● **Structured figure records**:
+ + + +

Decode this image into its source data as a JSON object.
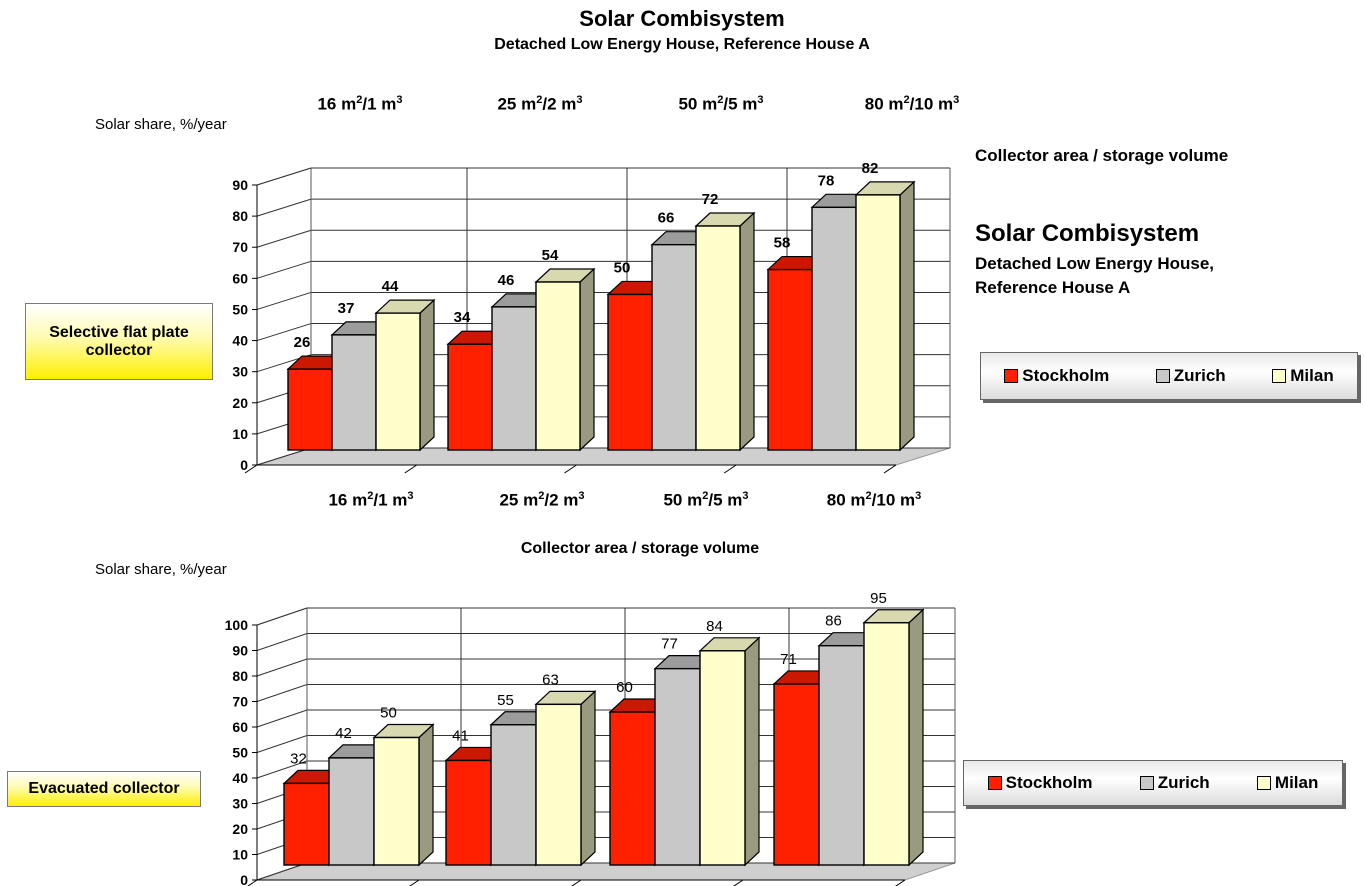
{
  "page": {
    "title": "Solar Combisystem",
    "subtitle": "Detached Low Energy House, Reference House A"
  },
  "side_panel": {
    "axis_title": "Collector area / storage volume",
    "title": "Solar Combisystem",
    "subtitle": "Detached Low Energy House, Reference House A"
  },
  "legend": {
    "items": [
      "Stockholm",
      "Zurich",
      "Milan"
    ]
  },
  "colors": {
    "Stockholm": "#ff2000",
    "Zurich": "#c8c8c8",
    "Milan": "#ffffcc"
  },
  "chart_data": [
    {
      "type": "bar",
      "collector_label": "Selective flat plate collector",
      "ylabel": "Solar share, %/year",
      "xlabel": "",
      "categories": [
        {
          "area": "16",
          "volume": "1"
        },
        {
          "area": "25",
          "volume": "2"
        },
        {
          "area": "50",
          "volume": "5"
        },
        {
          "area": "80",
          "volume": "10"
        }
      ],
      "category_labels": [
        "16 m2/1 m3",
        "25 m2/2 m3",
        "50 m2/5 m3",
        "80 m2/10 m3"
      ],
      "series": [
        {
          "name": "Stockholm",
          "values": [
            26,
            34,
            50,
            58
          ]
        },
        {
          "name": "Zurich",
          "values": [
            37,
            46,
            66,
            78
          ]
        },
        {
          "name": "Milan",
          "values": [
            44,
            54,
            72,
            82
          ]
        }
      ],
      "ylim": [
        0,
        90
      ],
      "yticks": [
        0,
        10,
        20,
        30,
        40,
        50,
        60,
        70,
        80,
        90
      ],
      "grid": true,
      "legend_position": "right"
    },
    {
      "type": "bar",
      "collector_label": "Evacuated collector",
      "ylabel": "Solar share, %/year",
      "xlabel": "Collector area / storage volume",
      "categories": [
        {
          "area": "16",
          "volume": "1"
        },
        {
          "area": "25",
          "volume": "2"
        },
        {
          "area": "50",
          "volume": "5"
        },
        {
          "area": "80",
          "volume": "10"
        }
      ],
      "category_labels": [
        "16 m2/1 m3",
        "25 m2/2 m3",
        "50 m2/5 m3",
        "80 m2/10 m3"
      ],
      "series": [
        {
          "name": "Stockholm",
          "values": [
            32,
            41,
            60,
            71
          ]
        },
        {
          "name": "Zurich",
          "values": [
            42,
            55,
            77,
            86
          ]
        },
        {
          "name": "Milan",
          "values": [
            50,
            63,
            84,
            95
          ]
        }
      ],
      "ylim": [
        0,
        100
      ],
      "yticks": [
        0,
        10,
        20,
        30,
        40,
        50,
        60,
        70,
        80,
        90,
        100
      ],
      "grid": true,
      "legend_position": "right"
    }
  ]
}
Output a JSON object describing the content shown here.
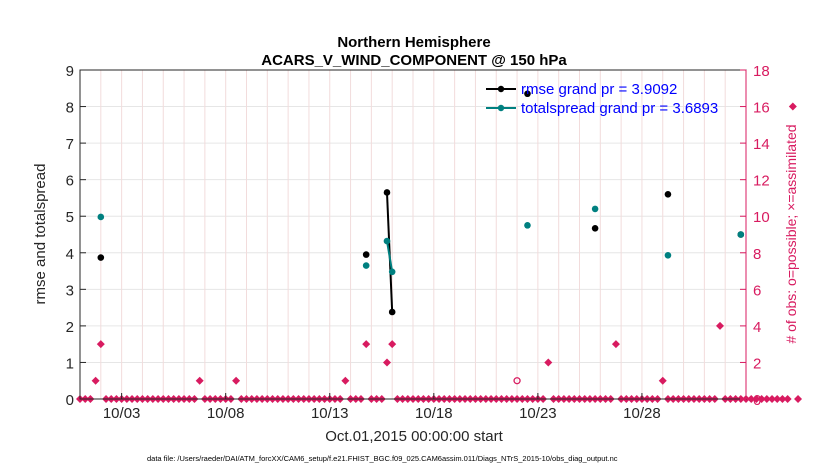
{
  "chart_data": {
    "type": "scatter",
    "title": "Northern Hemisphere",
    "subtitle": "ACARS_V_WIND_COMPONENT @ 150 hPa",
    "xlabel": "Oct.01,2015 00:00:00 start",
    "ylabel": "rmse and totalspread",
    "y2label": "# of obs: o=possible; ×=assimilated",
    "footer": "data file: /Users/raeder/DAI/ATM_forcXX/CAM6_setup/f.e21.FHIST_BGC.f09_025.CAM6assim.011/Diags_NTrS_2015-10/obs_diag_output.nc",
    "xlim": [
      1.0,
      33.0
    ],
    "ylim": [
      0,
      9
    ],
    "y2lim": [
      0,
      18
    ],
    "yticks": [
      "0",
      "1",
      "2",
      "3",
      "4",
      "5",
      "6",
      "7",
      "8",
      "9"
    ],
    "y2ticks": [
      "0",
      "2",
      "4",
      "6",
      "8",
      "10",
      "12",
      "14",
      "16",
      "18"
    ],
    "xticks": [
      {
        "value": 3.0,
        "label": "10/03"
      },
      {
        "value": 8.0,
        "label": "10/08"
      },
      {
        "value": 13.0,
        "label": "10/13"
      },
      {
        "value": 18.0,
        "label": "10/18"
      },
      {
        "value": 23.0,
        "label": "10/23"
      },
      {
        "value": 28.0,
        "label": "10/28"
      }
    ],
    "grid": true,
    "legend_position": "top-right",
    "series": [
      {
        "name": "rmse grand pr = 3.9092",
        "color": "#000000",
        "axis": "left",
        "points": [
          {
            "x": 2.0,
            "y": 3.87
          },
          {
            "x": 14.75,
            "y": 3.95
          },
          {
            "x": 15.75,
            "y": 5.65,
            "joined": true
          },
          {
            "x": 16.0,
            "y": 2.38,
            "joined": true
          },
          {
            "x": 22.5,
            "y": 8.35
          },
          {
            "x": 25.75,
            "y": 4.67
          },
          {
            "x": 29.25,
            "y": 5.6
          },
          {
            "x": 32.75,
            "y": 4.5
          }
        ]
      },
      {
        "name": "totalspread grand pr = 3.6893",
        "color": "#008080",
        "axis": "left",
        "points": [
          {
            "x": 2.0,
            "y": 4.98
          },
          {
            "x": 14.75,
            "y": 3.65
          },
          {
            "x": 15.75,
            "y": 4.32,
            "joined": true
          },
          {
            "x": 16.0,
            "y": 3.48,
            "joined": true
          },
          {
            "x": 22.5,
            "y": 4.75
          },
          {
            "x": 25.75,
            "y": 5.2
          },
          {
            "x": 29.25,
            "y": 3.93
          },
          {
            "x": 32.75,
            "y": 4.5
          }
        ]
      }
    ],
    "obs_counts": {
      "color": "#d81b60",
      "axis": "right",
      "x_start": 1.0,
      "x_step": 0.25,
      "assimilated": [
        0,
        0,
        0,
        1,
        3,
        0,
        0,
        0,
        0,
        0,
        0,
        0,
        0,
        0,
        0,
        0,
        0,
        0,
        0,
        0,
        0,
        0,
        0,
        1,
        0,
        0,
        0,
        0,
        0,
        0,
        1,
        0,
        0,
        0,
        0,
        0,
        0,
        0,
        0,
        0,
        0,
        0,
        0,
        0,
        0,
        0,
        0,
        0,
        0,
        0,
        0,
        1,
        0,
        0,
        0,
        3,
        0,
        0,
        0,
        2,
        3,
        0,
        0,
        0,
        0,
        0,
        0,
        0,
        0,
        0,
        0,
        0,
        0,
        0,
        0,
        0,
        0,
        0,
        0,
        0,
        0,
        0,
        0,
        0,
        0,
        0,
        0,
        0,
        0,
        0,
        2,
        0,
        0,
        0,
        0,
        0,
        0,
        0,
        0,
        0,
        0,
        0,
        0,
        3,
        0,
        0,
        0,
        0,
        0,
        0,
        0,
        0,
        1,
        0,
        0,
        0,
        0,
        0,
        0,
        0,
        0,
        0,
        0,
        4,
        0,
        0,
        0,
        0,
        0,
        0,
        0,
        0,
        0,
        0,
        0,
        0,
        0,
        16,
        0
      ],
      "possible_only": [
        {
          "x": 22.0,
          "y": 1
        }
      ]
    }
  }
}
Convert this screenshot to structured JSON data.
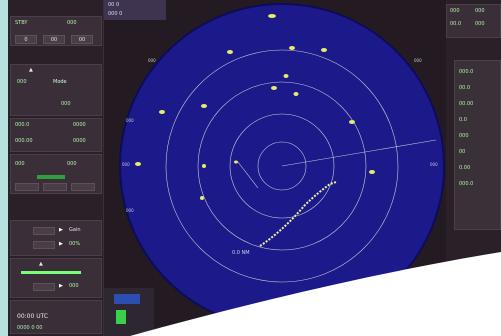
{
  "left_panel": {
    "row1": [
      "STBY",
      "000"
    ],
    "row2": [
      "0",
      "00",
      "00"
    ],
    "mode_label": "Mode",
    "val_a": "000",
    "val_b": "000.0",
    "val_c": "000",
    "val_d": "000.00",
    "val_e": "0000",
    "val_f": "0000",
    "val_g": "000",
    "val_h": "000",
    "tune_label": "Tune",
    "gain_label": "Gain",
    "gain_val": "00%",
    "tune_val": "000",
    "clock": "00:00 UTC",
    "footer": "0000 0 00"
  },
  "top_strip": {
    "line1": "00 0",
    "line2": "000 0"
  },
  "radar": {
    "background": "#1c1a8a",
    "ring_color": "#c9c9d6",
    "target_color": "#e8ec6a",
    "range_label": "0.0 NM"
  },
  "right_panel": {
    "head1": [
      "000",
      "000"
    ],
    "head2": [
      "00.0",
      "000"
    ],
    "lines": [
      "000.0",
      "00.0",
      "00.00",
      "0.0",
      "000",
      "00",
      "0.00",
      "000.0"
    ]
  }
}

+ + + +

● **What is required**:
Show every line in the entries where the string "footer" occurs.

● **Written answer**:
    "footer": "data file: /Users/raeder/DAI/ATM_forcXX/CAM6_setup/f.e21.FHIST_BGC.f09_025.CAM6assim.011/Diags_NTrS_2015-10/obs_diag_output.nc",
    "footer": "0000 0 00"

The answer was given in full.